Write the material out again, line by line, exactly as it is.
- - - - - - -
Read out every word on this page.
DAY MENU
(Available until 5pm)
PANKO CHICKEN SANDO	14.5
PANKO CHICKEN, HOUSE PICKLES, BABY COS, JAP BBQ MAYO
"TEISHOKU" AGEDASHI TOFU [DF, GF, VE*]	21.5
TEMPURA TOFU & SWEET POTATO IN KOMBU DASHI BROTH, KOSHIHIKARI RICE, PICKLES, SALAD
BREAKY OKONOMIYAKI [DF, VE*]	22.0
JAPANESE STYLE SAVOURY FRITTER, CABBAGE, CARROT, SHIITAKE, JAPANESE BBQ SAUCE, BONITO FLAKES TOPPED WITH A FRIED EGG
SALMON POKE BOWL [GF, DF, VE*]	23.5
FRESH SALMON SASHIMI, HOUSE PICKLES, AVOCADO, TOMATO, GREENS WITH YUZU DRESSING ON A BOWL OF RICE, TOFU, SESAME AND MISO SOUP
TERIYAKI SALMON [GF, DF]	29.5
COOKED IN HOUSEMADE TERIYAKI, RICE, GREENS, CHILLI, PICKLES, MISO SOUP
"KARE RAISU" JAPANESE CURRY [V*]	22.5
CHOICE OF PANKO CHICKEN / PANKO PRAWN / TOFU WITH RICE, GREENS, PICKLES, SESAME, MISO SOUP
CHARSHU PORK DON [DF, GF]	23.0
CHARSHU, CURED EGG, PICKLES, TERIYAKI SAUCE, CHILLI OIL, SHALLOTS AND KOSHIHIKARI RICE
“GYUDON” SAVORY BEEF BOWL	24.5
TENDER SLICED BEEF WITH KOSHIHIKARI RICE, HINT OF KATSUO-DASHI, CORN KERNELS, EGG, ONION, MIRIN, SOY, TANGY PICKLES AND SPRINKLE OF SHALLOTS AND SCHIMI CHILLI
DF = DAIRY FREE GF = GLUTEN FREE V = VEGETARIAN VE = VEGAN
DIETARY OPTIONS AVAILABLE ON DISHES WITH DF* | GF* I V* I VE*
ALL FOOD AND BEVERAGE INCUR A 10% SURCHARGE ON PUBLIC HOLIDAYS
- - - - - - -
Exercise response —
Read out every word on this page.
DAY MENU
(Available until 5pm)
PANKO CHICKEN SANDO	14.5
PANKO CHICKEN, HOUSE PICKLES, BABY COS, JAP BBQ MAYO
"TEISHOKU" AGEDASHI TOFU [DF, GF, VE*]	21.5
TEMPURA TOFU & SWEET POTATO IN KOMBU DASHI BROTH, KOSHIHIKARI RICE, PICKLES, SALAD
BREAKY OKONOMIYAKI [DF, VE*]	22.0
JAPANESE STYLE SAVOURY FRITTER, CABBAGE, CARROT, SHIITAKE, JAPANESE BBQ SAUCE, BONITO FLAKES TOPPED WITH A FRIED EGG
SALMON POKE BOWL [GF, DF, VE*]	23.5
FRESH SALMON SASHIMI, HOUSE PICKLES, AVOCADO, TOMATO, GREENS WITH YUZU DRESSING ON A BOWL OF RICE, TOFU, SESAME AND MISO SOUP
TERIYAKI SALMON [GF, DF]	29.5
COOKED IN HOUSEMADE TERIYAKI, RICE, GREENS, CHILLI, PICKLES, MISO SOUP
"KARE RAISU" JAPANESE CURRY [V*]	22.5
CHOICE OF PANKO CHICKEN / PANKO PRAWN / TOFU WITH RICE, GREENS, PICKLES, SESAME, MISO SOUP
CHARSHU PORK DON [DF, GF]	23.0
CHARSHU, CURED EGG, PICKLES, TERIYAKI SAUCE, CHILLI OIL, SHALLOTS AND KOSHIHIKARI RICE
“GYUDON” SAVORY BEEF BOWL	24.5
TENDER SLICED BEEF WITH KOSHIHIKARI RICE, HINT OF KATSUO-DASHI, CORN KERNELS, EGG, ONION, MIRIN, SOY, TANGY PICKLES AND SPRINKLE OF SHALLOTS AND SCHIMI CHILLI
DF = DAIRY FREE GF = GLUTEN FREE V = VEGETARIAN VE = VEGAN
DIETARY OPTIONS AVAILABLE ON DISHES WITH DF* | GF* I V* I VE*
ALL FOOD AND BEVERAGE INCUR A 10% SURCHARGE ON PUBLIC HOLIDAYS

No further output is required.